— Start of DATA SUPPLIED —
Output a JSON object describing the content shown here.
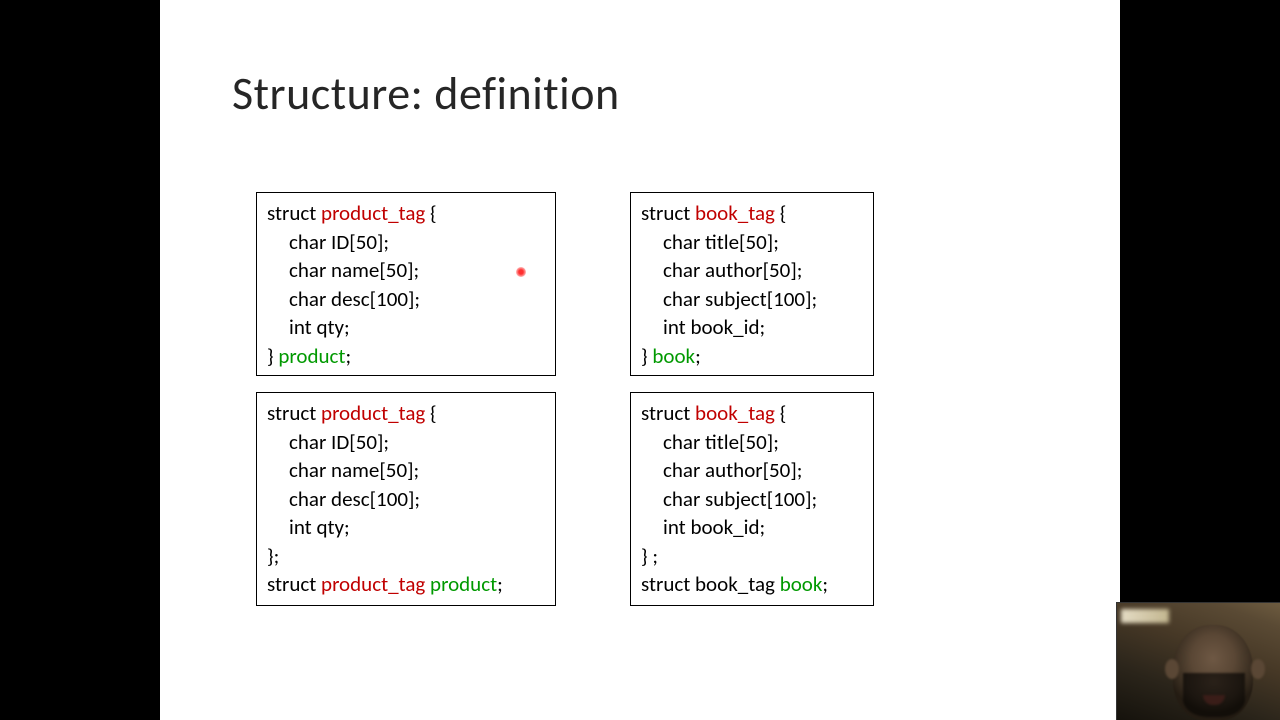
{
  "title": "Structure: definition",
  "colors": {
    "tag": "#c00000",
    "var": "#009900"
  },
  "box1": {
    "l1a": "struct ",
    "l1b": "product_tag",
    "l1c": " {",
    "l2": "char ID[50];",
    "l3": "char name[50];",
    "l4": "char desc[100];",
    "l5": "int qty;",
    "l6a": "} ",
    "l6b": "product",
    "l6c": ";"
  },
  "box2": {
    "l1a": "struct ",
    "l1b": "product_tag",
    "l1c": " {",
    "l2": "char ID[50];",
    "l3": "char name[50];",
    "l4": "char desc[100];",
    "l5": "int qty;",
    "l6": "};",
    "l7a": "struct ",
    "l7b": "product_tag",
    "l7c": " ",
    "l7d": "product",
    "l7e": ";"
  },
  "box3": {
    "l1a": "struct ",
    "l1b": "book_tag",
    "l1c": " {",
    "l2": "char title[50];",
    "l3": "char author[50];",
    "l4": "char subject[100];",
    "l5": "int book_id;",
    "l6a": "} ",
    "l6b": "book",
    "l6c": ";"
  },
  "box4": {
    "l1a": "struct ",
    "l1b": "book_tag",
    "l1c": " {",
    "l2": "char title[50];",
    "l3": "char author[50];",
    "l4": "char subject[100];",
    "l5": "int book_id;",
    "l6": "} ;",
    "l7a": "struct book_tag ",
    "l7b": "book",
    "l7c": ";"
  }
}
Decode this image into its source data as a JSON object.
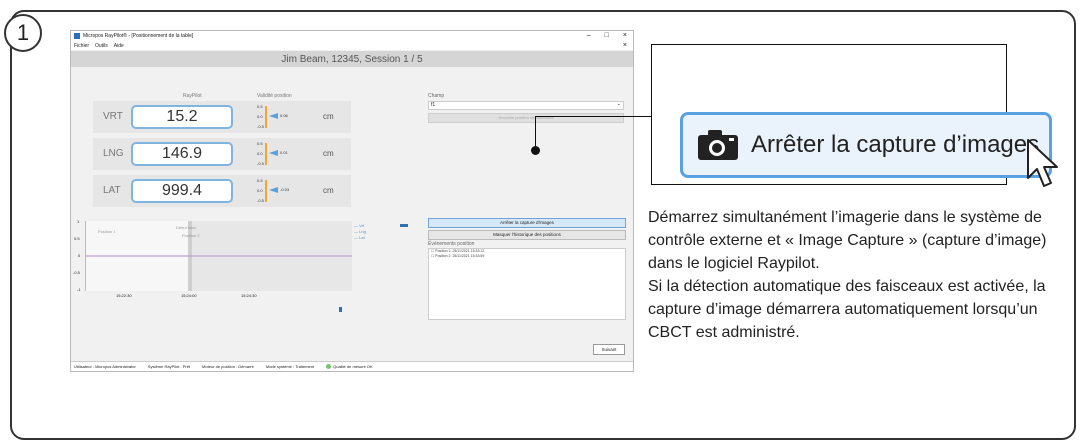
{
  "step": {
    "number": "1"
  },
  "app": {
    "title": "Micropos RayPilot® - [Positionnement de la table]",
    "menu": [
      "Fichier",
      "Outils",
      "Aide"
    ],
    "session": "Jim Beam, 12345, Session 1 / 5",
    "headers": {
      "raypilot": "RayPilot",
      "validity": "Validité position"
    },
    "measurements": [
      {
        "label": "VRT",
        "value": "15.2",
        "unit": "cm",
        "ticks": [
          "0.5",
          "0.0",
          "-0.5"
        ],
        "indicator": "0.06"
      },
      {
        "label": "LNG",
        "value": "146.9",
        "unit": "cm",
        "ticks": [
          "0.5",
          "0.0",
          "-0.5"
        ],
        "indicator": "0.01"
      },
      {
        "label": "LAT",
        "value": "999.4",
        "unit": "cm",
        "ticks": [
          "0.5",
          "0.0",
          "-0.5"
        ],
        "indicator": "-0.03"
      }
    ],
    "chart": {
      "yticks": [
        "1",
        "0.5",
        "0",
        "-0.5",
        "-1"
      ],
      "xticks": [
        "15:22:30",
        "15:24:00",
        "15:24:30"
      ],
      "labels": [
        "Position 1",
        "Début faisc.",
        "Position 2"
      ],
      "legend": [
        "Vrt",
        "Lng",
        "Lat"
      ]
    },
    "field": {
      "label": "Champ",
      "value": "f1",
      "replay_button": "Nouvelle position de traitement"
    },
    "capture_button": "Arrêter la capture d'images",
    "history_button": "Masquer l'historique des positions",
    "events": {
      "label": "Événements position",
      "items": [
        "Position 1: 25/11/2021 15:33:12",
        "Position 2: 25/11/2021 15:33:59"
      ]
    },
    "next_button": "Suivant",
    "status": {
      "user": "Utilisateur : Micropos Administrator",
      "system": "Système RayPilot : Prêt",
      "position_engine": "Moteur de position : Démarré",
      "mode": "Mode système : Traitement",
      "quality": "Qualité de mesure OK"
    }
  },
  "callout": {
    "button_label": "Arrêter la capture d’images",
    "icon": "camera-icon"
  },
  "description": {
    "p1": "Démarrez simultanément l’imagerie dans le système de contrôle externe et « Image Capture » (capture d’image) dans le logiciel Raypilot.",
    "p2": "Si la détection automatique des faisceaux est activée, la capture d’image démarrera automatiquement lorsqu’un CBCT est administré."
  },
  "colors": {
    "accent_blue": "#59a1e1",
    "indicator_orange": "#f0a92c",
    "quality_green": "#7bc46b"
  }
}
— End of DATA SUPPLIED —
BRIEF
All of the entries above should be duplicated exactly, except for the pictures.

EXERCISE ANSWER
Output a JSON object describing the content shown here.
{
  "title": "Structure: definition",
  "colors": {
    "tag": "#c00000",
    "var": "#009900"
  },
  "box1": {
    "l1a": "struct ",
    "l1b": "product_tag",
    "l1c": " {",
    "l2": "char ID[50];",
    "l3": "char name[50];",
    "l4": "char desc[100];",
    "l5": "int qty;",
    "l6a": "} ",
    "l6b": "product",
    "l6c": ";"
  },
  "box2": {
    "l1a": "struct ",
    "l1b": "product_tag",
    "l1c": " {",
    "l2": "char ID[50];",
    "l3": "char name[50];",
    "l4": "char desc[100];",
    "l5": "int qty;",
    "l6": "};",
    "l7a": "struct ",
    "l7b": "product_tag",
    "l7c": " ",
    "l7d": "product",
    "l7e": ";"
  },
  "box3": {
    "l1a": "struct ",
    "l1b": "book_tag",
    "l1c": " {",
    "l2": "char title[50];",
    "l3": "char author[50];",
    "l4": "char subject[100];",
    "l5": "int book_id;",
    "l6a": "} ",
    "l6b": "book",
    "l6c": ";"
  },
  "box4": {
    "l1a": "struct ",
    "l1b": "book_tag",
    "l1c": " {",
    "l2": "char title[50];",
    "l3": "char author[50];",
    "l4": "char subject[100];",
    "l5": "int book_id;",
    "l6": "} ;",
    "l7a": "struct book_tag ",
    "l7b": "book",
    "l7c": ";"
  }
}
Decode this image into its source data as a JSON object.
{
  "step": {
    "number": "1"
  },
  "app": {
    "title": "Micropos RayPilot® - [Positionnement de la table]",
    "menu": [
      "Fichier",
      "Outils",
      "Aide"
    ],
    "session": "Jim Beam, 12345, Session 1 / 5",
    "headers": {
      "raypilot": "RayPilot",
      "validity": "Validité position"
    },
    "measurements": [
      {
        "label": "VRT",
        "value": "15.2",
        "unit": "cm",
        "ticks": [
          "0.5",
          "0.0",
          "-0.5"
        ],
        "indicator": "0.06"
      },
      {
        "label": "LNG",
        "value": "146.9",
        "unit": "cm",
        "ticks": [
          "0.5",
          "0.0",
          "-0.5"
        ],
        "indicator": "0.01"
      },
      {
        "label": "LAT",
        "value": "999.4",
        "unit": "cm",
        "ticks": [
          "0.5",
          "0.0",
          "-0.5"
        ],
        "indicator": "-0.03"
      }
    ],
    "chart": {
      "yticks": [
        "1",
        "0.5",
        "0",
        "-0.5",
        "-1"
      ],
      "xticks": [
        "15:22:30",
        "15:24:00",
        "15:24:30"
      ],
      "labels": [
        "Position 1",
        "Début faisc.",
        "Position 2"
      ],
      "legend": [
        "Vrt",
        "Lng",
        "Lat"
      ]
    },
    "field": {
      "label": "Champ",
      "value": "f1",
      "replay_button": "Nouvelle position de traitement"
    },
    "capture_button": "Arrêter la capture d'images",
    "history_button": "Masquer l'historique des positions",
    "events": {
      "label": "Événements position",
      "items": [
        "Position 1: 25/11/2021 15:33:12",
        "Position 2: 25/11/2021 15:33:59"
      ]
    },
    "next_button": "Suivant",
    "status": {
      "user": "Utilisateur : Micropos Administrator",
      "system": "Système RayPilot : Prêt",
      "position_engine": "Moteur de position : Démarré",
      "mode": "Mode système : Traitement",
      "quality": "Qualité de mesure OK"
    }
  },
  "callout": {
    "button_label": "Arrêter la capture d’images",
    "icon": "camera-icon"
  },
  "description": {
    "p1": "Démarrez simultanément l’imagerie dans le système de contrôle externe et « Image Capture » (capture d’image) dans le logiciel Raypilot.",
    "p2": "Si la détection automatique des faisceaux est activée, la capture d’image démarrera automatiquement lorsqu’un CBCT est administré."
  },
  "colors": {
    "accent_blue": "#59a1e1",
    "indicator_orange": "#f0a92c",
    "quality_green": "#7bc46b"
  }
}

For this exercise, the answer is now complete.